=== Stated problem ===
Each entry must appear again exactly as it does in the source.

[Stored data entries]
##########

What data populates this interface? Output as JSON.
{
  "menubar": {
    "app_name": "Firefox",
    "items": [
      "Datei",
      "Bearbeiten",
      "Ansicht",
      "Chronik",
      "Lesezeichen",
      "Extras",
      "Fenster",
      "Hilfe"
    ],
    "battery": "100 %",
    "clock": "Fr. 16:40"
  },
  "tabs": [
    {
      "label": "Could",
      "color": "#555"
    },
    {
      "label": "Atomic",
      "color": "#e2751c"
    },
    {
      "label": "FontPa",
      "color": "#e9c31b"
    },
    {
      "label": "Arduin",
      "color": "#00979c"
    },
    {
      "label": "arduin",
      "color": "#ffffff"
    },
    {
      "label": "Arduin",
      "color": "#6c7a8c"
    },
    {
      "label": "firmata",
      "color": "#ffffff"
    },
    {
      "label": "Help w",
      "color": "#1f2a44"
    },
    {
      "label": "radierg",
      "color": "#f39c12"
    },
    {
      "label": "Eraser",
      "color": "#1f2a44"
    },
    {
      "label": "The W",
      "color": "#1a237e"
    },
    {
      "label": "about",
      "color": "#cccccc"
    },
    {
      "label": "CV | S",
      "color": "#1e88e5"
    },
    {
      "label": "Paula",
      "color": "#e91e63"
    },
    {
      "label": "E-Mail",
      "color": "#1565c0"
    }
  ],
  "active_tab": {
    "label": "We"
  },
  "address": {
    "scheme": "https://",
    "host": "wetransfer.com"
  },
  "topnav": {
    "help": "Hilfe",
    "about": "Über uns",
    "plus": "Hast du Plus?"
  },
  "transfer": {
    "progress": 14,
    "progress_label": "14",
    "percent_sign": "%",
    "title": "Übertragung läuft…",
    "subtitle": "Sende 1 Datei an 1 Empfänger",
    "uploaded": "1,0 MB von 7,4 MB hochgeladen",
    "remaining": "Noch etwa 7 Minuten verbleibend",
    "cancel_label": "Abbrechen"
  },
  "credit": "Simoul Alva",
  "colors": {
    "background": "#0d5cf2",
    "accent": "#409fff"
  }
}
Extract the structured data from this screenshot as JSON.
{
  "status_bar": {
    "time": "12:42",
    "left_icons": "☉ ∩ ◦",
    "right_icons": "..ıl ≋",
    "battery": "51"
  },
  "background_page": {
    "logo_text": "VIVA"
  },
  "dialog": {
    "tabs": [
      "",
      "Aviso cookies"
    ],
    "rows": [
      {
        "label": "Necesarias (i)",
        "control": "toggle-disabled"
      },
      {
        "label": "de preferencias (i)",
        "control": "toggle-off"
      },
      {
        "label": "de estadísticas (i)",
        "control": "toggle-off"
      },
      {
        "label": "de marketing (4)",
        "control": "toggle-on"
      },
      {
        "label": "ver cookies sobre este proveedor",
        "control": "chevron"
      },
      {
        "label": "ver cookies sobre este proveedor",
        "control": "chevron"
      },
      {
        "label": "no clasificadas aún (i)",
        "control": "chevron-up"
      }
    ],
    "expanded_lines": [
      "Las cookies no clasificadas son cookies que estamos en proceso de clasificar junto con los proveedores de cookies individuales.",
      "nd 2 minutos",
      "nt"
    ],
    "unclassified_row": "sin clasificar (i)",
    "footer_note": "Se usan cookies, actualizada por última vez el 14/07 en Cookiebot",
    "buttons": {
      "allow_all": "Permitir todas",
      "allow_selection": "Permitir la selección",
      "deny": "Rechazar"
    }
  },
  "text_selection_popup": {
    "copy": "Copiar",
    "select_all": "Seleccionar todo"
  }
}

##########

=== Response below ===
What data populates this interface? Output as JSON.
{
  "menubar": {
    "app_name": "Firefox",
    "items": [
      "Datei",
      "Bearbeiten",
      "Ansicht",
      "Chronik",
      "Lesezeichen",
      "Extras",
      "Fenster",
      "Hilfe"
    ],
    "battery": "100 %",
    "clock": "Fr. 16:40"
  },
  "tabs": [
    {
      "label": "Could",
      "color": "#555"
    },
    {
      "label": "Atomic",
      "color": "#e2751c"
    },
    {
      "label": "FontPa",
      "color": "#e9c31b"
    },
    {
      "label": "Arduin",
      "color": "#00979c"
    },
    {
      "label": "arduin",
      "color": "#ffffff"
    },
    {
      "label": "Arduin",
      "color": "#6c7a8c"
    },
    {
      "label": "firmata",
      "color": "#ffffff"
    },
    {
      "label": "Help w",
      "color": "#1f2a44"
    },
    {
      "label": "radierg",
      "color": "#f39c12"
    },
    {
      "label": "Eraser",
      "color": "#1f2a44"
    },
    {
      "label": "The W",
      "color": "#1a237e"
    },
    {
      "label": "about",
      "color": "#cccccc"
    },
    {
      "label": "CV | S",
      "color": "#1e88e5"
    },
    {
      "label": "Paula",
      "color": "#e91e63"
    },
    {
      "label": "E-Mail",
      "color": "#1565c0"
    }
  ],
  "active_tab": {
    "label": "We"
  },
  "address": {
    "scheme": "https://",
    "host": "wetransfer.com"
  },
  "topnav": {
    "help": "Hilfe",
    "about": "Über uns",
    "plus": "Hast du Plus?"
  },
  "transfer": {
    "progress": 14,
    "progress_label": "14",
    "percent_sign": "%",
    "title": "Übertragung läuft…",
    "subtitle": "Sende 1 Datei an 1 Empfänger",
    "uploaded": "1,0 MB von 7,4 MB hochgeladen",
    "remaining": "Noch etwa 7 Minuten verbleibend",
    "cancel_label": "Abbrechen"
  },
  "credit": "Simoul Alva",
  "colors": {
    "background": "#0d5cf2",
    "accent": "#409fff"
  }
}
Extract the structured data from this screenshot as JSON.
{
  "status_bar": {
    "time": "12:42",
    "left_icons": "☉ ∩ ◦",
    "right_icons": "..ıl ≋",
    "battery": "51"
  },
  "background_page": {
    "logo_text": "VIVA"
  },
  "dialog": {
    "tabs": [
      "",
      "Aviso cookies"
    ],
    "rows": [
      {
        "label": "Necesarias (i)",
        "control": "toggle-disabled"
      },
      {
        "label": "de preferencias (i)",
        "control": "toggle-off"
      },
      {
        "label": "de estadísticas (i)",
        "control": "toggle-off"
      },
      {
        "label": "de marketing (4)",
        "control": "toggle-on"
      },
      {
        "label": "ver cookies sobre este proveedor",
        "control": "chevron"
      },
      {
        "label": "ver cookies sobre este proveedor",
        "control": "chevron"
      },
      {
        "label": "no clasificadas aún (i)",
        "control": "chevron-up"
      }
    ],
    "expanded_lines": [
      "Las cookies no clasificadas son cookies que estamos en proceso de clasificar junto con los proveedores de cookies individuales.",
      "nd 2 minutos",
      "nt"
    ],
    "unclassified_row": "sin clasificar (i)",
    "footer_note": "Se usan cookies, actualizada por última vez el 14/07 en Cookiebot",
    "buttons": {
      "allow_all": "Permitir todas",
      "allow_selection": "Permitir la selección",
      "deny": "Rechazar"
    }
  },
  "text_selection_popup": {
    "copy": "Copiar",
    "select_all": "Seleccionar todo"
  }
}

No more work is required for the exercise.